Find the word "Đồng" in the records below. List each line containing it.

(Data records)
-.-.-

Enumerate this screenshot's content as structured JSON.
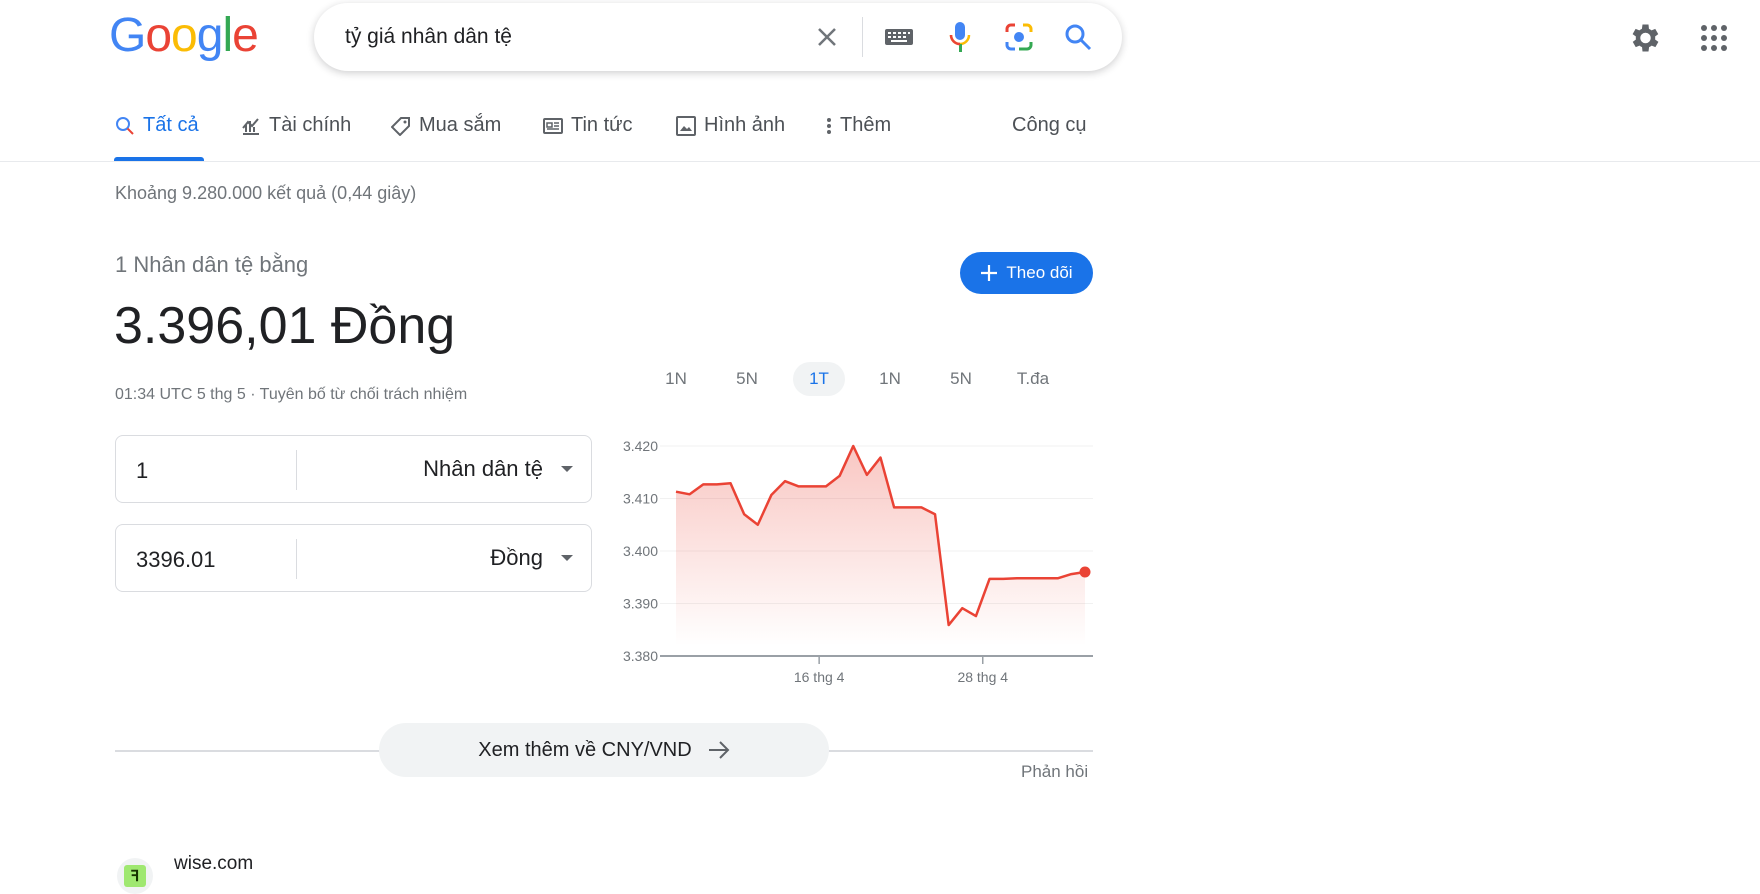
{
  "logo": "Google",
  "search": {
    "query": "tỷ giá nhân dân tệ"
  },
  "tabs": [
    {
      "label": "Tất cả",
      "icon": "search-icon",
      "selected": true
    },
    {
      "label": "Tài chính",
      "icon": "finance-icon"
    },
    {
      "label": "Mua sắm",
      "icon": "tag-icon"
    },
    {
      "label": "Tin tức",
      "icon": "news-icon"
    },
    {
      "label": "Hình ảnh",
      "icon": "image-icon"
    },
    {
      "label": "Thêm",
      "icon": "more-vert-icon"
    }
  ],
  "tools_label": "Công cụ",
  "stats": "Khoảng 9.280.000 kết quả (0,44 giây)",
  "converter": {
    "equals_label": "1 Nhân dân tệ bằng",
    "amount": "3.396,01 Đồng",
    "follow_label": "Theo dõi",
    "timestamp": "01:34 UTC 5 thg 5 · Tuyên bố từ chối trách nhiệm",
    "from_value": "1",
    "from_currency": "Nhân dân tệ",
    "to_value": "3396.01",
    "to_currency": "Đồng",
    "ranges": [
      "1N",
      "5N",
      "1T",
      "1N",
      "5N",
      "T.đa"
    ],
    "selected_range": 2
  },
  "chart_data": {
    "type": "line",
    "ylim": [
      3.38,
      3.42
    ],
    "yticks": [
      "3.420",
      "3.410",
      "3.400",
      "3.390",
      "3.380"
    ],
    "xticks": [
      {
        "label": "16 thg 4",
        "index": 10.5
      },
      {
        "label": "28 thg 4",
        "index": 22.5
      }
    ],
    "values": [
      3.4113,
      3.4108,
      3.4127,
      3.4127,
      3.4129,
      3.407,
      3.405,
      3.4107,
      3.4133,
      3.4123,
      3.4123,
      3.4123,
      3.4143,
      3.42,
      3.4145,
      3.4178,
      3.4083,
      3.4083,
      3.4083,
      3.407,
      3.3859,
      3.3891,
      3.3876,
      3.3947,
      3.3947,
      3.3948,
      3.3948,
      3.3948,
      3.3948,
      3.3956,
      3.396
    ],
    "color": "#ea4335",
    "grid": true
  },
  "more_label": "Xem thêm về CNY/VND",
  "feedback": "Phản hồi",
  "result": {
    "site": "wise.com",
    "favicon": "7"
  }
}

-.-.-

- Full answer
    "amount": "3.396,01 Đồng",
    "to_currency": "Đồng",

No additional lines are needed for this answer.